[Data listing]
::::
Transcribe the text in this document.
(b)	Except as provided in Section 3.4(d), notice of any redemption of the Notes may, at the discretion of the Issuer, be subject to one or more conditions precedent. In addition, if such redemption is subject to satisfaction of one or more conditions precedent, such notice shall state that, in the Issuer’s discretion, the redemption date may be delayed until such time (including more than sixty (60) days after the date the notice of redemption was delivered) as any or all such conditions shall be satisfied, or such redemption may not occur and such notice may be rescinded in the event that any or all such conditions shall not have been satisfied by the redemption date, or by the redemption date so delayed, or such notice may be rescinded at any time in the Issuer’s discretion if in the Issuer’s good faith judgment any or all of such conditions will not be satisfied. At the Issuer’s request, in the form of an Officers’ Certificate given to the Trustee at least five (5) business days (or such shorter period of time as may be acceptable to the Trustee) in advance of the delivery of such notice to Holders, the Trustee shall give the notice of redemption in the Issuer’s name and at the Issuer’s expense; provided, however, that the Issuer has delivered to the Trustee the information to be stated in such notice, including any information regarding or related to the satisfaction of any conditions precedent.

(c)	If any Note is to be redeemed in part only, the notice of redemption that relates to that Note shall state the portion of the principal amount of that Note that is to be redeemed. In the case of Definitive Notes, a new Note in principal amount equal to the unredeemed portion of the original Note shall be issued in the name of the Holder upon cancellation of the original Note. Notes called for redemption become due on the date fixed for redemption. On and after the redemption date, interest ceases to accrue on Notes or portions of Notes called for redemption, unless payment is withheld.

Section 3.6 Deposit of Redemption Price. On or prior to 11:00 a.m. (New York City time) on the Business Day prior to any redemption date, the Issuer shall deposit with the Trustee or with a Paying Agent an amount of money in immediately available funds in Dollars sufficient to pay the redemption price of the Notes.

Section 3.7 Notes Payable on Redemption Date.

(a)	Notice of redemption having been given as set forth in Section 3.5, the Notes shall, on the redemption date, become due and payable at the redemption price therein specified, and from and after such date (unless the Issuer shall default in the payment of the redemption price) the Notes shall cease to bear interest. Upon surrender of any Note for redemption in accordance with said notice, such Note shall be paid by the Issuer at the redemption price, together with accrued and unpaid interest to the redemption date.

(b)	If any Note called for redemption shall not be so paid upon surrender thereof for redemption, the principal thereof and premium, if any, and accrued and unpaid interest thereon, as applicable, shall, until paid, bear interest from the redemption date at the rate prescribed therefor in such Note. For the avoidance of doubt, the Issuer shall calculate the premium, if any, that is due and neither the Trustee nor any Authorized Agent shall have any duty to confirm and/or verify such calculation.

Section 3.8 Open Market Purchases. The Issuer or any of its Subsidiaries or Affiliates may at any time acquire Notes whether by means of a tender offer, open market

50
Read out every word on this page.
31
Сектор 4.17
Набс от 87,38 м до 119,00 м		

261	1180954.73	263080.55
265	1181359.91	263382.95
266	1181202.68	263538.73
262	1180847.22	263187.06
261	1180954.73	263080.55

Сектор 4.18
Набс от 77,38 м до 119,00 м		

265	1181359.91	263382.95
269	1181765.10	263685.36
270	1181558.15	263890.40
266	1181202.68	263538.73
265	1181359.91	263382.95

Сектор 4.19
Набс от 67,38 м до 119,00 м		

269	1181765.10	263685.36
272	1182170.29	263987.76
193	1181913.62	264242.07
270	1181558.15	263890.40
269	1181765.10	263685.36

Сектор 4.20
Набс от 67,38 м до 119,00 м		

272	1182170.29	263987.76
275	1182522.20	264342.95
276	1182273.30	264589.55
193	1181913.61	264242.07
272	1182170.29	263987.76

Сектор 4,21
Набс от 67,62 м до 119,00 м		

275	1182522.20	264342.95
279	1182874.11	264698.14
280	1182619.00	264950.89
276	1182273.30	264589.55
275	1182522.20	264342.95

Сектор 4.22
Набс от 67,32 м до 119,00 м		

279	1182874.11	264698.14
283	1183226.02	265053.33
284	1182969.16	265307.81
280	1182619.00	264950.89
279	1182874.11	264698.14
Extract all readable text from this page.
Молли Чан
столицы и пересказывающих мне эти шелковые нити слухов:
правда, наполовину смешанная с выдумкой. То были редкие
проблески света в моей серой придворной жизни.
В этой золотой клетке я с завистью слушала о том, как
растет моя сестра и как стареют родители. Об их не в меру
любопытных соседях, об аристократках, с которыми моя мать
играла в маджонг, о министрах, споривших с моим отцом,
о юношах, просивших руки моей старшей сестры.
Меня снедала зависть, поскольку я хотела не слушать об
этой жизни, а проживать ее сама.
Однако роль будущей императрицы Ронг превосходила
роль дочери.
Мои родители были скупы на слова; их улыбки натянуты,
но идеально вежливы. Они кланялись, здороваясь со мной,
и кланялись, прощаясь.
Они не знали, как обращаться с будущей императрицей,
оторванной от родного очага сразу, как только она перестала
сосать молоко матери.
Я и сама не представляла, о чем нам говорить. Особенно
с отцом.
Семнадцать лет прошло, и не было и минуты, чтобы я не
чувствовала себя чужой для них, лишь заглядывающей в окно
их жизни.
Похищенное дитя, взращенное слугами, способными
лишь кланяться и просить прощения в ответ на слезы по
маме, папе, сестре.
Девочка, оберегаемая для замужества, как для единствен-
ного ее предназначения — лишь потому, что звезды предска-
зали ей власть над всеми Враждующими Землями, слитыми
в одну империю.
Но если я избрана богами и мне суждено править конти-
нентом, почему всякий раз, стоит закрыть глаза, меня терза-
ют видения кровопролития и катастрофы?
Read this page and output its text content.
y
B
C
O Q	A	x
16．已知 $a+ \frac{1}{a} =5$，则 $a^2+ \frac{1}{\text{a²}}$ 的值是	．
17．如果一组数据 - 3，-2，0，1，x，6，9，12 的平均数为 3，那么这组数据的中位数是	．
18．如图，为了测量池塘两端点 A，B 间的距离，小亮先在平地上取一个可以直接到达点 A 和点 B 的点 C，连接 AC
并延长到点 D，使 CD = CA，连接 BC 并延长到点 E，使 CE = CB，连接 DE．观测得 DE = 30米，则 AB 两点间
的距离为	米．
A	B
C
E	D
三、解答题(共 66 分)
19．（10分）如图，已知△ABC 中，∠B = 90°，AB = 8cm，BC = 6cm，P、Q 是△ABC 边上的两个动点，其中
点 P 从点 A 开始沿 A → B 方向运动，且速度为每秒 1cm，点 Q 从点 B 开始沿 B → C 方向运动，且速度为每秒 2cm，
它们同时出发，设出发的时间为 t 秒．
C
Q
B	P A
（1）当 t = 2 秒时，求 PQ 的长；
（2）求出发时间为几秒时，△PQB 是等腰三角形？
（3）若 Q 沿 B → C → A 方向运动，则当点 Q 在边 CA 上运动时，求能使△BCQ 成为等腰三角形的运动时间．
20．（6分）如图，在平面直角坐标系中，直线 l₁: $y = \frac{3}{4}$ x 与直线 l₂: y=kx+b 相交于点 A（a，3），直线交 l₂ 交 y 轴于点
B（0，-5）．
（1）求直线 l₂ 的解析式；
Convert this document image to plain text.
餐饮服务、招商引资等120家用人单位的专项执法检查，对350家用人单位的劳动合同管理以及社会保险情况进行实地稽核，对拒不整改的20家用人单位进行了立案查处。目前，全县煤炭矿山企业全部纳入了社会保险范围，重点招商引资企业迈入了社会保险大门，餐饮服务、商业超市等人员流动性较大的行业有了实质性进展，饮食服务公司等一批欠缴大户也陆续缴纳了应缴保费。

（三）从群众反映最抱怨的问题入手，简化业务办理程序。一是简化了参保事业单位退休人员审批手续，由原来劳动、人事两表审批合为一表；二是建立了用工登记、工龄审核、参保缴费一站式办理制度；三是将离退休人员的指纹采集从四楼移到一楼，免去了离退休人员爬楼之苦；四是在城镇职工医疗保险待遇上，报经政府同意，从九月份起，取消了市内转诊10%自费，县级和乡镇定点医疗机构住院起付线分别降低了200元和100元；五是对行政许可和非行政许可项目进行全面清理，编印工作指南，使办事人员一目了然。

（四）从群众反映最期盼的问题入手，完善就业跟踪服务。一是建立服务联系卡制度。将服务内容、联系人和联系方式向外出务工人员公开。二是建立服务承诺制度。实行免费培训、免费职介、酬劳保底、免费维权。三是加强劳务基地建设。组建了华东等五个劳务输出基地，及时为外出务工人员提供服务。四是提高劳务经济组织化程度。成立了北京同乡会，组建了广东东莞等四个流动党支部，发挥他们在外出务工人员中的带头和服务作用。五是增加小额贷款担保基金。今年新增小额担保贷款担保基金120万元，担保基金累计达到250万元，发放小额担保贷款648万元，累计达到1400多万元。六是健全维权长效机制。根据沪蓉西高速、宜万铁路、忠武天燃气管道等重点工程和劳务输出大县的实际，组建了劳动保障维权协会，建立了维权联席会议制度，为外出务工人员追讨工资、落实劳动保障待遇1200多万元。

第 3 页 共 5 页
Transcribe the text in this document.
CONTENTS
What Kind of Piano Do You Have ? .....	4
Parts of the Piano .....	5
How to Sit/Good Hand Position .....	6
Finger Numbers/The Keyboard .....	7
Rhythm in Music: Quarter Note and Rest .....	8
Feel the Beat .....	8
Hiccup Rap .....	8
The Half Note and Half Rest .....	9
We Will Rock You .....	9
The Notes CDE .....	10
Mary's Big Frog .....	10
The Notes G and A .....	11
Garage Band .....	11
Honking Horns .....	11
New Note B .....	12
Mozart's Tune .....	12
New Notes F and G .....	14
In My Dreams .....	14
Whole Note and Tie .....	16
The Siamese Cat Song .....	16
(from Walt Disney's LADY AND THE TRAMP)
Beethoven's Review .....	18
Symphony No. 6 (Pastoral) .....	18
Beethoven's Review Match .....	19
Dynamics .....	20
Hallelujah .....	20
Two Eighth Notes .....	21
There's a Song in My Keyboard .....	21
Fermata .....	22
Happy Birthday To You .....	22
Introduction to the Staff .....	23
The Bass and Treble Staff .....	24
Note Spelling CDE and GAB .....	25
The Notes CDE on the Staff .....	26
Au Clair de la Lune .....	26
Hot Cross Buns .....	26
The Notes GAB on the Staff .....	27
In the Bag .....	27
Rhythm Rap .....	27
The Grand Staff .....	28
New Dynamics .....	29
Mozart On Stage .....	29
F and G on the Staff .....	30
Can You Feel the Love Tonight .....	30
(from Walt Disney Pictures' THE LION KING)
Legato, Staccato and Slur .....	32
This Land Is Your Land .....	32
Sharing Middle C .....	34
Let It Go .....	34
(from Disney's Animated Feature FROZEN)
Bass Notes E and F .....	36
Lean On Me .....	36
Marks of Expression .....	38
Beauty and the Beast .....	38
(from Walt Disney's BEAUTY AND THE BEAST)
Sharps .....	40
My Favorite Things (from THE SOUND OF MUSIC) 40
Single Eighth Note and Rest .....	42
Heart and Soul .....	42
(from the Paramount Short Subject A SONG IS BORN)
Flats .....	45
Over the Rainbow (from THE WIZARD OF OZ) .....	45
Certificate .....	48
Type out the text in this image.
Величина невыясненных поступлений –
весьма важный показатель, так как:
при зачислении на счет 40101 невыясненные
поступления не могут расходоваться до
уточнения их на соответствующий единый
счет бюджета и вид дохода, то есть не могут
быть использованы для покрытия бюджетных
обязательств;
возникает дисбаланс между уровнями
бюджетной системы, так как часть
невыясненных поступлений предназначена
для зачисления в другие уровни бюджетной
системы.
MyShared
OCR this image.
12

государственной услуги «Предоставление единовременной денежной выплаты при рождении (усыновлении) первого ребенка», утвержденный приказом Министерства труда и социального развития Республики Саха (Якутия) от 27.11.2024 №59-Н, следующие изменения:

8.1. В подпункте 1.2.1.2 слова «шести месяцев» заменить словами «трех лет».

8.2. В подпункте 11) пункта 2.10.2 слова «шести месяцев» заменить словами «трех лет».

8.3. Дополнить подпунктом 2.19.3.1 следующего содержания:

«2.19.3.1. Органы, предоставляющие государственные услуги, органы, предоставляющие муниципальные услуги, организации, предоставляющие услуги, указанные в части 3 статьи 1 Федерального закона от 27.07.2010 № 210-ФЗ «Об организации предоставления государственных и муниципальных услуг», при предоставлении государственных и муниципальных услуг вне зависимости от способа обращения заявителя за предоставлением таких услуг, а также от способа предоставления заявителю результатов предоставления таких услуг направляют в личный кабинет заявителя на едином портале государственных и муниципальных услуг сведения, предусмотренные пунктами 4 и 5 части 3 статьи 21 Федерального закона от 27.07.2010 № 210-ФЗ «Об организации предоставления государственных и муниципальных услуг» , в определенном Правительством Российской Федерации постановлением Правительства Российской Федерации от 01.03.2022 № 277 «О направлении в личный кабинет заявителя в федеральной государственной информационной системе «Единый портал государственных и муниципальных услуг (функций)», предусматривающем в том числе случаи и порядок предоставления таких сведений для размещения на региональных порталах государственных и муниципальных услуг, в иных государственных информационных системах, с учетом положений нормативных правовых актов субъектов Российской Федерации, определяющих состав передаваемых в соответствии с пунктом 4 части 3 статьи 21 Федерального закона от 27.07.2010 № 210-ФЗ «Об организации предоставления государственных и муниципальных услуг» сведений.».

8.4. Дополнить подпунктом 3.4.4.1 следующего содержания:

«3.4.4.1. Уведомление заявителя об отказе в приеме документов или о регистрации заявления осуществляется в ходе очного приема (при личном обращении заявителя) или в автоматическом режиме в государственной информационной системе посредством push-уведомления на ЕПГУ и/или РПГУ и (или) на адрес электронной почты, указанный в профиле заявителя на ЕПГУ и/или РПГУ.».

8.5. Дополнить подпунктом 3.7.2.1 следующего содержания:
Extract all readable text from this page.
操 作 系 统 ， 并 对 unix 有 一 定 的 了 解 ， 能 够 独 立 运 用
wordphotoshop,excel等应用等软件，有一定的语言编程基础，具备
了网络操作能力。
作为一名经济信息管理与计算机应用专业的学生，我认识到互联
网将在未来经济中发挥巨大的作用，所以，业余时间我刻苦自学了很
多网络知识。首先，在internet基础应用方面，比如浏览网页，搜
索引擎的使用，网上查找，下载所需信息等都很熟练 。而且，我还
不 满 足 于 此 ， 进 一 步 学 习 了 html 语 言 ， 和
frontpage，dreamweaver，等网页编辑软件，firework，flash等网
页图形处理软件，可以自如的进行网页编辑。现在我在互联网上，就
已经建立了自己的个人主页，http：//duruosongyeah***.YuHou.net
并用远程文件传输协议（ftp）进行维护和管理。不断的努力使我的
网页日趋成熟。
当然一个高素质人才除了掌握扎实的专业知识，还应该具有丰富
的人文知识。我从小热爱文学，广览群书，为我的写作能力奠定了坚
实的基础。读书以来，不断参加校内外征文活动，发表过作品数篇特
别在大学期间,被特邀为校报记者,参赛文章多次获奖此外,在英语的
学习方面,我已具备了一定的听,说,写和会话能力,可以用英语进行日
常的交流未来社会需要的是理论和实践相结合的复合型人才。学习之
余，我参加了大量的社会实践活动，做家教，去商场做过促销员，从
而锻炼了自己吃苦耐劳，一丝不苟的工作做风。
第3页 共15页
::::
**Description of the task:** Where a line in the entries holds "paid", copy that line.

**Finished exercise:**
(a)	Notice of redemption having been given as set forth in Section 3.5, the Notes shall, on the redemption date, become due and payable at the redemption price therein specified, and from and after such date (unless the Issuer shall default in the payment of the redemption price) the Notes shall cease to bear interest. Upon surrender of any Note for redemption in accordance with said notice, such Note shall be paid by the Issuer at the redemption price, together with accrued and unpaid interest to the redemption date.
(b)	If any Note called for redemption shall not be so paid upon surrender thereof for redemption, the principal thereof and premium, if any, and accrued and unpaid interest thereon, as applicable, shall, until paid, bear interest from the redemption date at the rate prescribed therefor in such Note. For the avoidance of doubt, the Issuer shall calculate the premium, if any, that is due and neither the Trustee nor any Authorized Agent shall have any duty to confirm and/or verify such calculation.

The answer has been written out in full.